> _Task to carry out_: Search the records for "JSON" and copy each line that holds it.

> _Supplied material_:
----

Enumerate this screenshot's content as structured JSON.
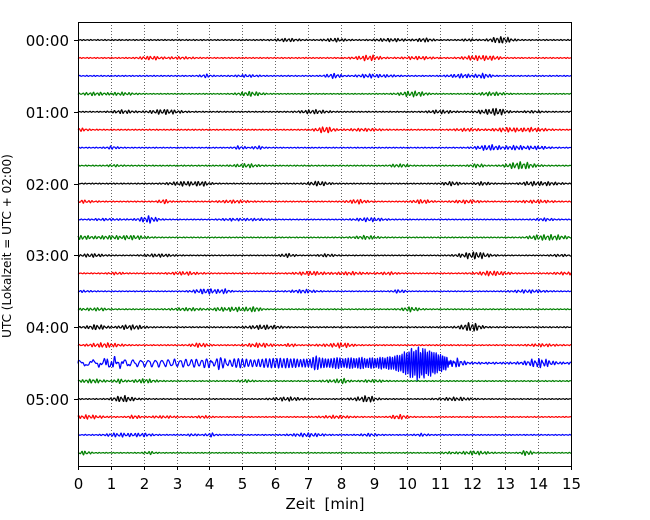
{
  "chart_data": {
    "type": "line",
    "title": "",
    "xlabel": "Zeit  [min]",
    "ylabel": "UTC (Lokalzeit = UTC + 02:00)",
    "xlim": [
      0,
      15
    ],
    "x_ticks": [
      0,
      1,
      2,
      3,
      4,
      5,
      6,
      7,
      8,
      9,
      10,
      11,
      12,
      13,
      14,
      15
    ],
    "y_tick_labels": [
      "00:00",
      "01:00",
      "02:00",
      "03:00",
      "04:00",
      "05:00"
    ],
    "row_minutes": 15,
    "colors": [
      "#000000",
      "#ff0000",
      "#0000ff",
      "#008000"
    ],
    "grid": "vertical dotted at each minute",
    "rows": [
      {
        "start": "00:00",
        "color": "#000000",
        "amp": 0.12
      },
      {
        "start": "00:15",
        "color": "#ff0000",
        "amp": 0.12
      },
      {
        "start": "00:30",
        "color": "#0000ff",
        "amp": 0.12
      },
      {
        "start": "00:45",
        "color": "#008000",
        "amp": 0.1
      },
      {
        "start": "01:00",
        "color": "#000000",
        "amp": 0.12
      },
      {
        "start": "01:15",
        "color": "#ff0000",
        "amp": 0.12
      },
      {
        "start": "01:30",
        "color": "#0000ff",
        "amp": 0.11
      },
      {
        "start": "01:45",
        "color": "#008000",
        "amp": 0.12
      },
      {
        "start": "02:00",
        "color": "#000000",
        "amp": 0.12
      },
      {
        "start": "02:15",
        "color": "#ff0000",
        "amp": 0.12
      },
      {
        "start": "02:30",
        "color": "#0000ff",
        "amp": 0.11
      },
      {
        "start": "02:45",
        "color": "#008000",
        "amp": 0.11
      },
      {
        "start": "03:00",
        "color": "#000000",
        "amp": 0.1
      },
      {
        "start": "03:15",
        "color": "#ff0000",
        "amp": 0.12
      },
      {
        "start": "03:30",
        "color": "#0000ff",
        "amp": 0.1
      },
      {
        "start": "03:45",
        "color": "#008000",
        "amp": 0.11
      },
      {
        "start": "04:00",
        "color": "#000000",
        "amp": 0.13
      },
      {
        "start": "04:15",
        "color": "#ff0000",
        "amp": 0.12
      },
      {
        "start": "04:30",
        "color": "#0000ff",
        "amp": 0.22,
        "event": {
          "from": 6.0,
          "peak": 10.4,
          "to": 11.2,
          "peak_amp": 0.95
        }
      },
      {
        "start": "04:45",
        "color": "#008000",
        "amp": 0.12
      },
      {
        "start": "05:00",
        "color": "#000000",
        "amp": 0.11
      },
      {
        "start": "05:15",
        "color": "#ff0000",
        "amp": 0.11
      },
      {
        "start": "05:30",
        "color": "#0000ff",
        "amp": 0.11
      },
      {
        "start": "05:45",
        "color": "#008000",
        "amp": 0.1
      }
    ]
  }
}
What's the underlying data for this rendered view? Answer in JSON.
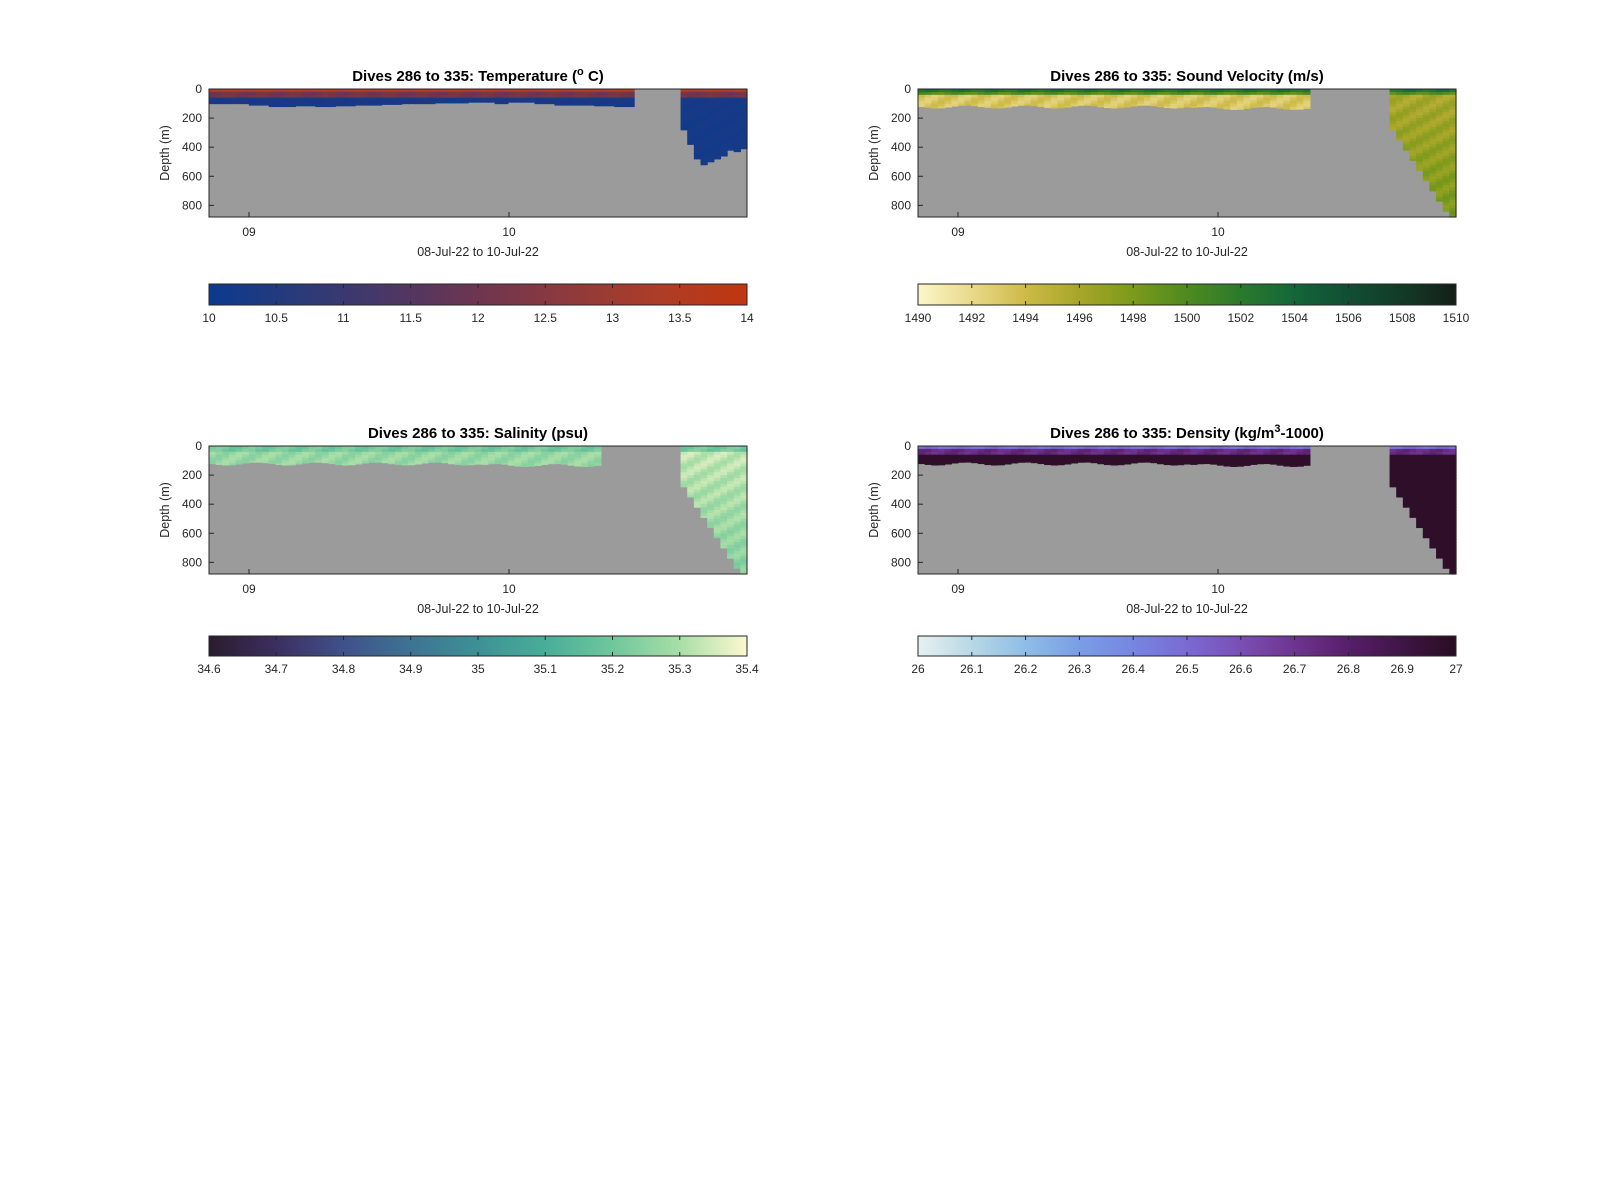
{
  "figure": {
    "background": "#ffffff"
  },
  "chart_data": [
    {
      "type": "heatmap",
      "title": "Dives 286 to 335: Temperature (°C)",
      "title_parts": {
        "prefix": "Dives 286 to 335: Temperature (",
        "sup": "o",
        "suffix": " C)"
      },
      "xlabel": "08-Jul-22 to 10-Jul-22",
      "ylabel": "Depth (m)",
      "x_ticks": [
        "09",
        "10"
      ],
      "y_ticks": [
        "0",
        "200",
        "400",
        "600",
        "800"
      ],
      "ylim": [
        0,
        880
      ],
      "y_reversed": true,
      "variable": "temperature",
      "colorbar": {
        "ticks": [
          "10",
          "10.5",
          "11",
          "11.5",
          "12",
          "12.5",
          "13",
          "13.5",
          "14"
        ],
        "range": [
          10,
          14
        ],
        "colors": [
          "#0b3a8e",
          "#2a3a7a",
          "#4a3766",
          "#6e3550",
          "#8e3a3c",
          "#ad3d27",
          "#c0360f"
        ]
      },
      "no_data_color": "#9b9b9b",
      "bottom_depth_profile_m": [
        100,
        100,
        100,
        100,
        100,
        100,
        110,
        110,
        110,
        120,
        120,
        120,
        120,
        115,
        115,
        115,
        120,
        120,
        120,
        115,
        115,
        115,
        110,
        110,
        110,
        110,
        105,
        105,
        105,
        100,
        100,
        100,
        100,
        100,
        95,
        95,
        95,
        95,
        95,
        90,
        90,
        90,
        90,
        100,
        100,
        90,
        90,
        90,
        90,
        100,
        100,
        100,
        110,
        110,
        110,
        110,
        110,
        110,
        115,
        115,
        115,
        120,
        120,
        120,
        null,
        null,
        null,
        null,
        null,
        null,
        null,
        280,
        380,
        480,
        520,
        500,
        480,
        460,
        420,
        430,
        410
      ]
    },
    {
      "type": "heatmap",
      "title": "Dives 286 to 335: Sound Velocity (m/s)",
      "title_parts": {
        "prefix": "Dives 286 to 335: Sound Velocity (m/s)",
        "sup": "",
        "suffix": ""
      },
      "xlabel": "08-Jul-22 to 10-Jul-22",
      "ylabel": "Depth (m)",
      "x_ticks": [
        "09",
        "10"
      ],
      "y_ticks": [
        "0",
        "200",
        "400",
        "600",
        "800"
      ],
      "ylim": [
        0,
        880
      ],
      "y_reversed": true,
      "variable": "sound velocity",
      "colorbar": {
        "ticks": [
          "1490",
          "1492",
          "1494",
          "1496",
          "1498",
          "1500",
          "1502",
          "1504",
          "1506",
          "1508",
          "1510"
        ],
        "range": [
          1490,
          1510
        ],
        "colors": [
          "#fbf7c8",
          "#e9d98a",
          "#cdba48",
          "#a7a629",
          "#7b9a1b",
          "#4f8a1f",
          "#2a7a2c",
          "#14663a",
          "#114e34",
          "#133a27",
          "#141f18"
        ]
      },
      "no_data_color": "#9b9b9b"
    },
    {
      "type": "heatmap",
      "title": "Dives 286 to 335: Salinity (psu)",
      "title_parts": {
        "prefix": "Dives 286 to 335: Salinity (psu)",
        "sup": "",
        "suffix": ""
      },
      "xlabel": "08-Jul-22 to 10-Jul-22",
      "ylabel": "Depth (m)",
      "x_ticks": [
        "09",
        "10"
      ],
      "y_ticks": [
        "0",
        "200",
        "400",
        "600",
        "800"
      ],
      "ylim": [
        0,
        880
      ],
      "y_reversed": true,
      "variable": "salinity",
      "colorbar": {
        "ticks": [
          "34.6",
          "34.7",
          "34.8",
          "34.9",
          "35",
          "35.1",
          "35.2",
          "35.3",
          "35.4"
        ],
        "range": [
          34.6,
          35.4
        ],
        "colors": [
          "#2a1c2f",
          "#3b2f60",
          "#40518a",
          "#3e7392",
          "#3d9196",
          "#49ad99",
          "#6fc79c",
          "#a8dea7",
          "#fcf8cf"
        ]
      },
      "no_data_color": "#9b9b9b"
    },
    {
      "type": "heatmap",
      "title": "Dives 286 to 335: Density (kg/m³-1000)",
      "title_parts": {
        "prefix": "Dives 286 to 335: Density (kg/m",
        "sup": "3",
        "suffix": "-1000)"
      },
      "xlabel": "08-Jul-22 to 10-Jul-22",
      "ylabel": "Depth (m)",
      "x_ticks": [
        "09",
        "10"
      ],
      "y_ticks": [
        "0",
        "200",
        "400",
        "600",
        "800"
      ],
      "ylim": [
        0,
        880
      ],
      "y_reversed": true,
      "variable": "density",
      "colorbar": {
        "ticks": [
          "26",
          "26.1",
          "26.2",
          "26.3",
          "26.4",
          "26.5",
          "26.6",
          "26.7",
          "26.8",
          "26.9",
          "27"
        ],
        "range": [
          26,
          27
        ],
        "colors": [
          "#e6f1f1",
          "#b7d8e6",
          "#8fbde6",
          "#7a9de6",
          "#7686e0",
          "#7a6ad2",
          "#7a4fb4",
          "#6e348f",
          "#561f69",
          "#3f1546",
          "#2a0c22"
        ]
      },
      "no_data_color": "#9b9b9b"
    }
  ]
}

----

> _Solution_:
Enumerate this screenshot's content as structured JSON.
What's the underlying data for this rendered view? Answer in JSON.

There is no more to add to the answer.